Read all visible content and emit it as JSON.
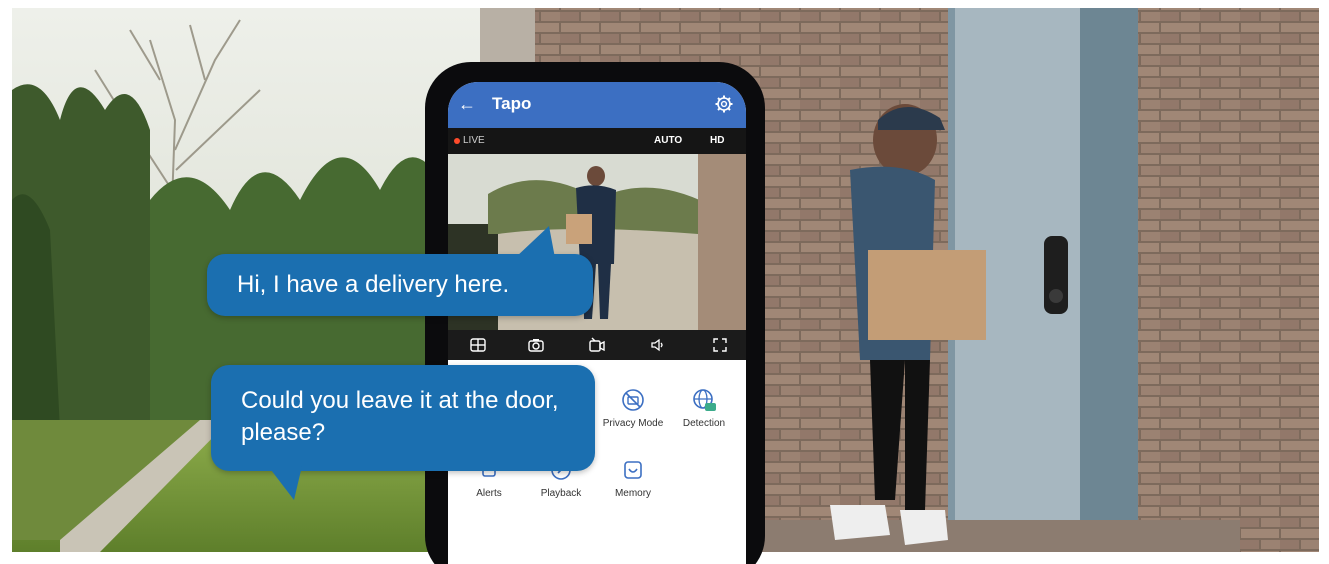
{
  "app": {
    "title": "Tapo",
    "back_icon": "arrow-left-icon",
    "settings_icon": "gear-icon",
    "accent_color": "#3c6fc2"
  },
  "live_bar": {
    "live": "LIVE",
    "auto": "AUTO",
    "hd": "HD",
    "live_color": "#ff4b2b"
  },
  "toolbar": {
    "icons": [
      "grid-icon",
      "camera-icon",
      "record-icon",
      "speaker-icon",
      "fullscreen-icon"
    ]
  },
  "features": [
    {
      "label": "Privacy Mode",
      "icon": "privacy-icon"
    },
    {
      "label": "Detection",
      "icon": "detection-icon"
    },
    {
      "label": "Alerts",
      "icon": "alert-icon"
    },
    {
      "label": "Playback",
      "icon": "playback-icon"
    },
    {
      "label": "Memory",
      "icon": "memory-icon"
    }
  ],
  "bubbles": {
    "visitor": "Hi, I have a delivery here.",
    "owner": "Could you leave it at the door, please?",
    "color": "#1b6fb0"
  }
}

§ §

Give back every line exactly as it stands, pictures excluded.

» Exercise result
Read all visible content and emit it as JSON.
{
  "app": {
    "title": "Tapo",
    "back_icon": "arrow-left-icon",
    "settings_icon": "gear-icon",
    "accent_color": "#3c6fc2"
  },
  "live_bar": {
    "live": "LIVE",
    "auto": "AUTO",
    "hd": "HD",
    "live_color": "#ff4b2b"
  },
  "toolbar": {
    "icons": [
      "grid-icon",
      "camera-icon",
      "record-icon",
      "speaker-icon",
      "fullscreen-icon"
    ]
  },
  "features": [
    {
      "label": "Privacy Mode",
      "icon": "privacy-icon"
    },
    {
      "label": "Detection",
      "icon": "detection-icon"
    },
    {
      "label": "Alerts",
      "icon": "alert-icon"
    },
    {
      "label": "Playback",
      "icon": "playback-icon"
    },
    {
      "label": "Memory",
      "icon": "memory-icon"
    }
  ],
  "bubbles": {
    "visitor": "Hi, I have a delivery here.",
    "owner": "Could you leave it at the door, please?",
    "color": "#1b6fb0"
  }
}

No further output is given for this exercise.